Stored rows start

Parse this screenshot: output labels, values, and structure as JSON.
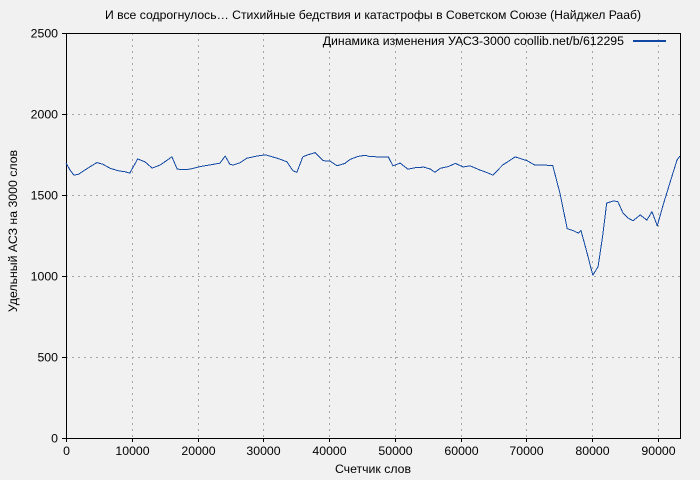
{
  "chart_data": {
    "type": "line",
    "title": "И все содрогнулось… Стихийные бедствия и катастрофы в Советском Союзе (Найджел Рааб)",
    "legend": "Динамика изменения УАСЗ-3000 coollib.net/b/612295",
    "xlabel": "Счетчик слов",
    "ylabel": "Удельный АСЗ на 3000 слов",
    "xlim": [
      0,
      93350
    ],
    "ylim": [
      0,
      2500
    ],
    "xticks": [
      0,
      10000,
      20000,
      30000,
      40000,
      50000,
      60000,
      70000,
      80000,
      90000
    ],
    "yticks": [
      0,
      500,
      1000,
      1500,
      2000,
      2500
    ],
    "grid": true,
    "legend_position": "top-right",
    "series": [
      {
        "name": "Динамика изменения УАСЗ-3000 coollib.net/b/612295",
        "x": [
          0,
          600,
          1200,
          1900,
          2900,
          4100,
          4700,
          5600,
          6700,
          7900,
          9000,
          9700,
          10900,
          12000,
          13100,
          14300,
          15200,
          16100,
          16900,
          17900,
          18900,
          20400,
          21900,
          23400,
          24200,
          24900,
          25400,
          26500,
          27500,
          29000,
          30300,
          32100,
          33600,
          34500,
          35100,
          36000,
          36800,
          37900,
          39100,
          40100,
          41200,
          42400,
          43200,
          44400,
          45500,
          46200,
          47800,
          49000,
          49700,
          50800,
          52000,
          53000,
          54400,
          55400,
          56100,
          56900,
          58100,
          59200,
          60400,
          61400,
          62900,
          64000,
          64900,
          66400,
          68300,
          70100,
          71300,
          72800,
          74000,
          75100,
          76200,
          77100,
          77900,
          78300,
          79100,
          80100,
          80900,
          81600,
          82200,
          83200,
          83900,
          84700,
          85500,
          86200,
          87300,
          88300,
          89100,
          89900,
          90800,
          91800,
          92900,
          93350
        ],
        "y": [
          1698,
          1655,
          1622,
          1628,
          1655,
          1686,
          1700,
          1690,
          1665,
          1650,
          1643,
          1635,
          1723,
          1705,
          1666,
          1685,
          1710,
          1736,
          1660,
          1656,
          1660,
          1675,
          1686,
          1696,
          1740,
          1690,
          1685,
          1700,
          1727,
          1740,
          1748,
          1727,
          1705,
          1650,
          1640,
          1736,
          1748,
          1762,
          1712,
          1710,
          1680,
          1695,
          1720,
          1738,
          1745,
          1737,
          1735,
          1735,
          1680,
          1697,
          1659,
          1668,
          1672,
          1660,
          1640,
          1665,
          1675,
          1695,
          1673,
          1680,
          1655,
          1638,
          1623,
          1685,
          1735,
          1712,
          1684,
          1684,
          1683,
          1510,
          1292,
          1280,
          1265,
          1280,
          1160,
          1005,
          1058,
          1250,
          1450,
          1463,
          1460,
          1387,
          1357,
          1341,
          1377,
          1345,
          1397,
          1310,
          1440,
          1573,
          1716,
          1740
        ]
      }
    ],
    "colors": {
      "line": "#1148a4",
      "background": "#f1f1f1",
      "grid": "#a6a6a6",
      "axis": "#000000",
      "text": "#000000"
    }
  }
}
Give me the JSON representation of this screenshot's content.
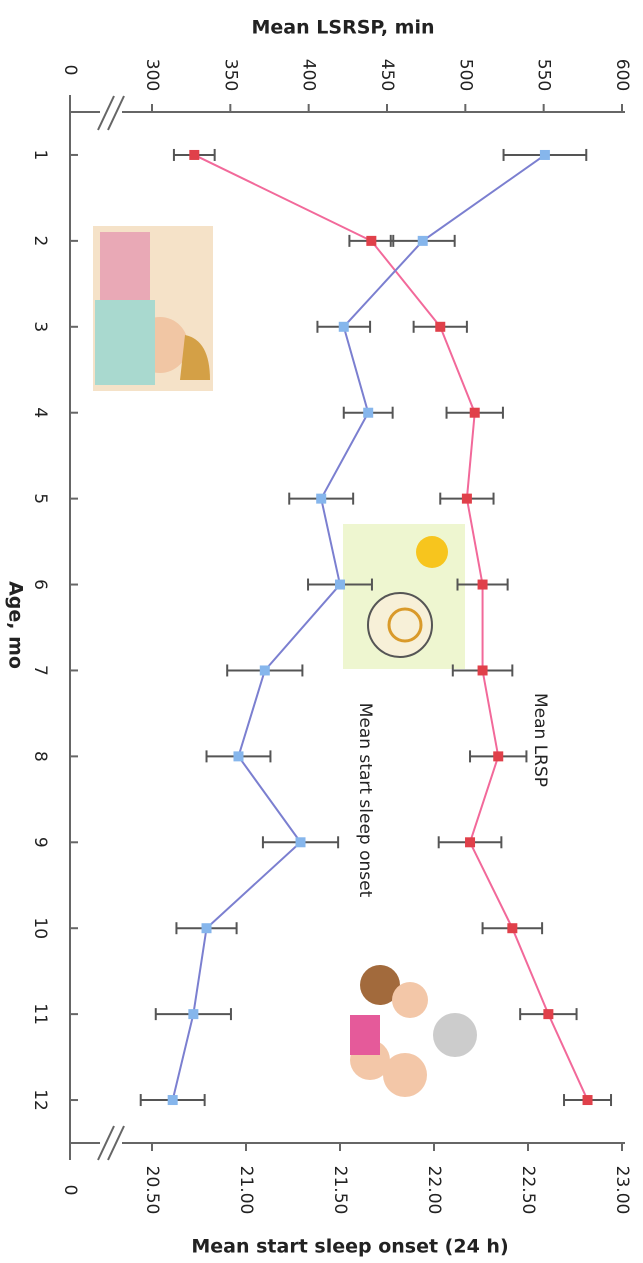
{
  "chart_data": {
    "type": "line",
    "x_label": "Age, mo",
    "y_label": "Mean LSRSP, min",
    "y2_label": "Mean start sleep onset (24 h)",
    "x": [
      1,
      2,
      3,
      4,
      5,
      6,
      7,
      8,
      9,
      10,
      11,
      12
    ],
    "xlim": [
      0.5,
      12.5
    ],
    "xticks": [
      1,
      2,
      3,
      4,
      5,
      6,
      7,
      8,
      9,
      10,
      11,
      12
    ],
    "ylim": [
      300,
      600
    ],
    "yticks": [
      300,
      350,
      400,
      450,
      500,
      550,
      600
    ],
    "y_break_label": "0",
    "y2lim": [
      20.5,
      23
    ],
    "y2ticks": [
      {
        "value": 20.5,
        "label": "20.50"
      },
      {
        "value": 21,
        "label": "21.00"
      },
      {
        "value": 21.5,
        "label": "21.50"
      },
      {
        "value": 22,
        "label": "22.00"
      },
      {
        "value": 22.5,
        "label": "22.50"
      },
      {
        "value": 23,
        "label": "23.00"
      }
    ],
    "y2_break_label": "0",
    "series": [
      {
        "name": "Mean LRSP",
        "color": "#f2699a",
        "marker_color": "#e0404a",
        "values": [
          327,
          440,
          484,
          506,
          501,
          511,
          511,
          521,
          503,
          530,
          553,
          578
        ],
        "errors": [
          13,
          14,
          17,
          18,
          17,
          16,
          19,
          18,
          20,
          19,
          18,
          15
        ]
      },
      {
        "name": "Mean start sleep onset",
        "color": "#7b7fd0",
        "marker_color": "#86b6ec",
        "axis": "y2",
        "values": [
          22.59,
          21.94,
          21.52,
          21.65,
          21.4,
          21.5,
          21.1,
          20.96,
          21.29,
          20.79,
          20.72,
          20.61
        ],
        "errors": [
          0.22,
          0.17,
          0.14,
          0.13,
          0.17,
          0.17,
          0.2,
          0.17,
          0.2,
          0.16,
          0.2,
          0.17
        ]
      }
    ]
  }
}
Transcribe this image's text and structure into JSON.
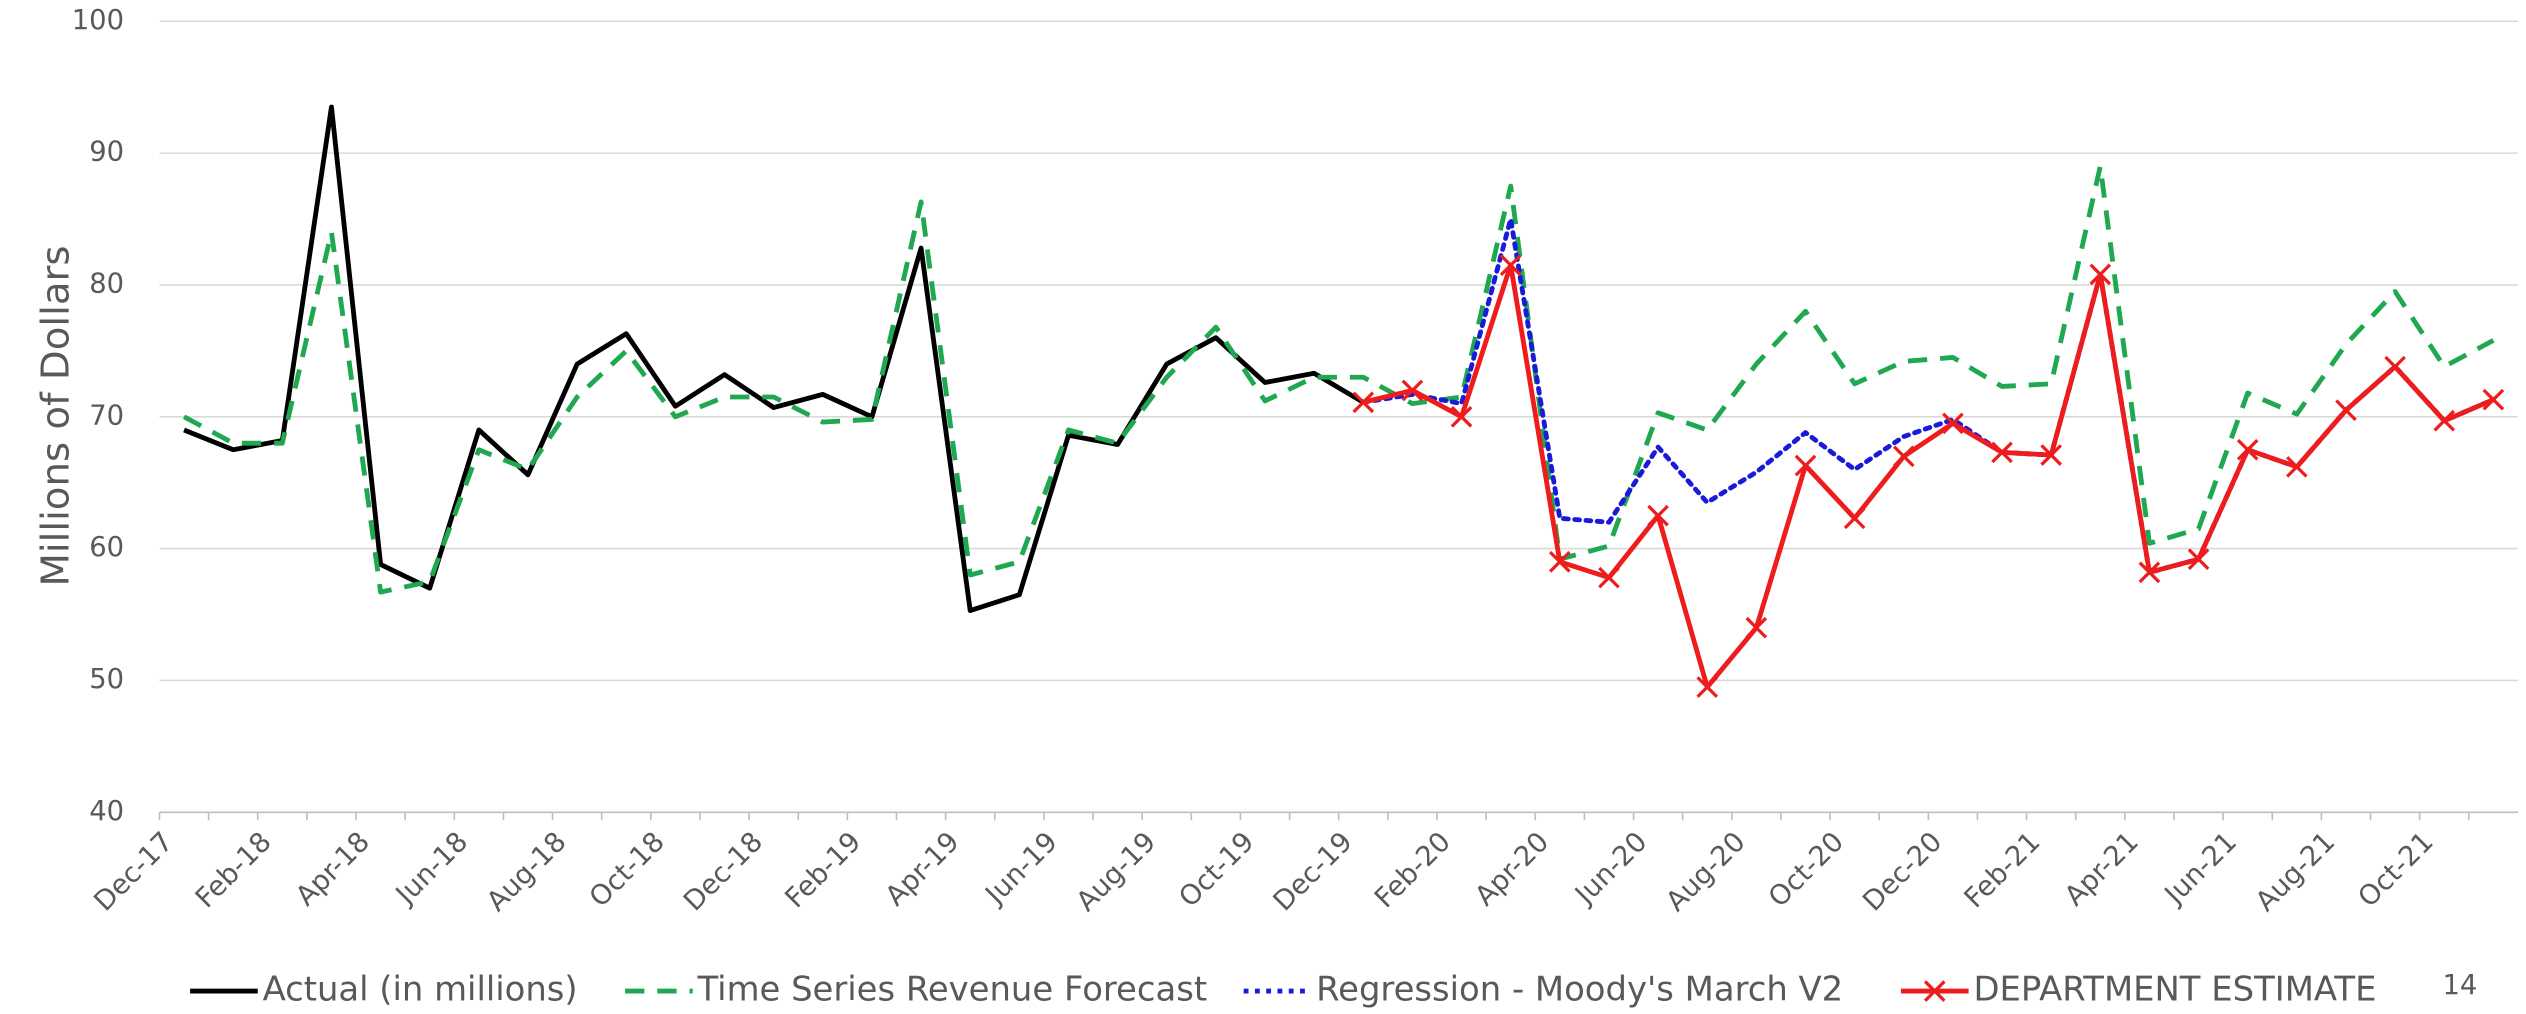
{
  "chart_data": {
    "type": "line",
    "y_label": "Millions of Dollars",
    "categories": [
      "Dec-17",
      null,
      "Feb-18",
      null,
      "Apr-18",
      null,
      "Jun-18",
      null,
      "Aug-18",
      null,
      "Oct-18",
      null,
      "Dec-18",
      null,
      "Feb-19",
      null,
      "Apr-19",
      null,
      "Jun-19",
      null,
      "Aug-19",
      null,
      "Oct-19",
      null,
      "Dec-19",
      null,
      "Feb-20",
      null,
      "Apr-20",
      null,
      "Jun-20",
      null,
      "Aug-20",
      null,
      "Oct-20",
      null,
      "Dec-20",
      null,
      "Feb-21",
      null,
      "Apr-21",
      null,
      "Jun-21",
      null,
      "Aug-21",
      null,
      "Oct-21",
      null
    ],
    "ylim": [
      40,
      100
    ],
    "yticks": [
      40,
      50,
      60,
      70,
      80,
      90,
      100
    ],
    "grid": true,
    "series": [
      {
        "name": "Actual (in millions)",
        "color": "#000000",
        "line_style": "solid",
        "values": [
          69,
          67.5,
          68.2,
          93.5,
          58.8,
          57,
          69,
          65.6,
          74,
          76.3,
          70.8,
          73.2,
          70.7,
          71.7,
          70,
          82.8,
          55.3,
          56.5,
          68.6,
          67.9,
          74,
          76,
          72.6,
          73.3,
          71.1,
          null,
          null,
          null,
          null,
          null,
          null,
          null,
          null,
          null,
          null,
          null,
          null,
          null,
          null,
          null,
          null,
          null,
          null,
          null,
          null,
          null,
          null,
          null
        ]
      },
      {
        "name": "Time Series Revenue Forecast",
        "color": "#1fa84f",
        "line_style": "dashed",
        "values": [
          70,
          68,
          68,
          84,
          56.7,
          57.5,
          67.5,
          66,
          71.5,
          75,
          70,
          71.5,
          71.5,
          69.6,
          69.8,
          86.3,
          58,
          59,
          69,
          68,
          73,
          76.8,
          71.2,
          73,
          73,
          71,
          71.5,
          87.5,
          59.2,
          60.2,
          70.3,
          69,
          74,
          78,
          72.5,
          74.2,
          74.5,
          72.3,
          72.5,
          89,
          60.4,
          61.5,
          71.8,
          70.2,
          75.5,
          79.5,
          73.8,
          75.8
        ]
      },
      {
        "name": "Regression - Moody's March V2",
        "color": "#1a1adb",
        "line_style": "dotted",
        "values": [
          null,
          null,
          null,
          null,
          null,
          null,
          null,
          null,
          null,
          null,
          null,
          null,
          null,
          null,
          null,
          null,
          null,
          null,
          null,
          null,
          null,
          null,
          null,
          null,
          71.1,
          71.7,
          71,
          85,
          62.3,
          62,
          67.7,
          63.5,
          65.8,
          68.8,
          66,
          68.5,
          69.8,
          67.3,
          67.1,
          80.8,
          58.2,
          59.2,
          67.5,
          66.2,
          70.5,
          73.8,
          69.7,
          71.3
        ]
      },
      {
        "name": "DEPARTMENT ESTIMATE",
        "color": "#ee1c1c",
        "line_style": "solid",
        "marker": "x",
        "values": [
          null,
          null,
          null,
          null,
          null,
          null,
          null,
          null,
          null,
          null,
          null,
          null,
          null,
          null,
          null,
          null,
          null,
          null,
          null,
          null,
          null,
          null,
          null,
          null,
          71.1,
          72,
          70,
          81.5,
          59,
          57.8,
          62.5,
          49.5,
          54,
          66.3,
          62.3,
          67,
          69.5,
          67.3,
          67.1,
          80.8,
          58.2,
          59.2,
          67.5,
          66.2,
          70.5,
          73.8,
          69.7,
          71.3
        ]
      }
    ]
  },
  "page_number": "14"
}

Stored rows end

**Exercise requirements:** Scan the records above for the string "name", then select every line that holds it.

**Response:**
        "name": "Динамика изменения УАСЗ-3000 coollib.net/b/612295",
        "name": "Mean LRSP",
        "name": "Mean start sleep onset",
        "name": "Actual (in millions)",
        "name": "Time Series Revenue Forecast",
        "name": "Regression - Moody's March V2",
        "name": "DEPARTMENT ESTIMATE",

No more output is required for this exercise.